Work to complete: Copy every line below precisely as it appears.

Data supplied:
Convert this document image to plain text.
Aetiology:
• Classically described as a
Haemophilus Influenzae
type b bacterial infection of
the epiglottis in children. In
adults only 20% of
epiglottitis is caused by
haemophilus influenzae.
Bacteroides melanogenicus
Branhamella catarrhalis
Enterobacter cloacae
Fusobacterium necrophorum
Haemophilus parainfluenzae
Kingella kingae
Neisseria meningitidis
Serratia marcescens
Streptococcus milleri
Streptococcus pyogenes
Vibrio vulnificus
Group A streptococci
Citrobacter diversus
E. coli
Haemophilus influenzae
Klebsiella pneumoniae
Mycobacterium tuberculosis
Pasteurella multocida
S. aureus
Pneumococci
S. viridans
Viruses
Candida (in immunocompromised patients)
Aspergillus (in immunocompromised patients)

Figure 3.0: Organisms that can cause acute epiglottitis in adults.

Result:
Convert this document image to plain text.
Aetiology:
• Classically described as a
Haemophilus Influenzae
type b bacterial infection of
the epiglottis in children. In
adults only 20% of
epiglottitis is caused by
haemophilus influenzae.
Bacteroides melanogenicus
Branhamella catarrhalis
Enterobacter cloacae
Fusobacterium necrophorum
Haemophilus parainfluenzae
Kingella kingae
Neisseria meningitidis
Serratia marcescens
Streptococcus milleri
Streptococcus pyogenes
Vibrio vulnificus
Group A streptococci
Citrobacter diversus
E. coli
Haemophilus influenzae
Klebsiella pneumoniae
Mycobacterium tuberculosis
Pasteurella multocida
S. aureus
Pneumococci
S. viridans
Viruses
Candida (in immunocompromised patients)
Aspergillus (in immunocompromised patients)

Figure 3.0: Organisms that can cause acute epiglottitis in adults.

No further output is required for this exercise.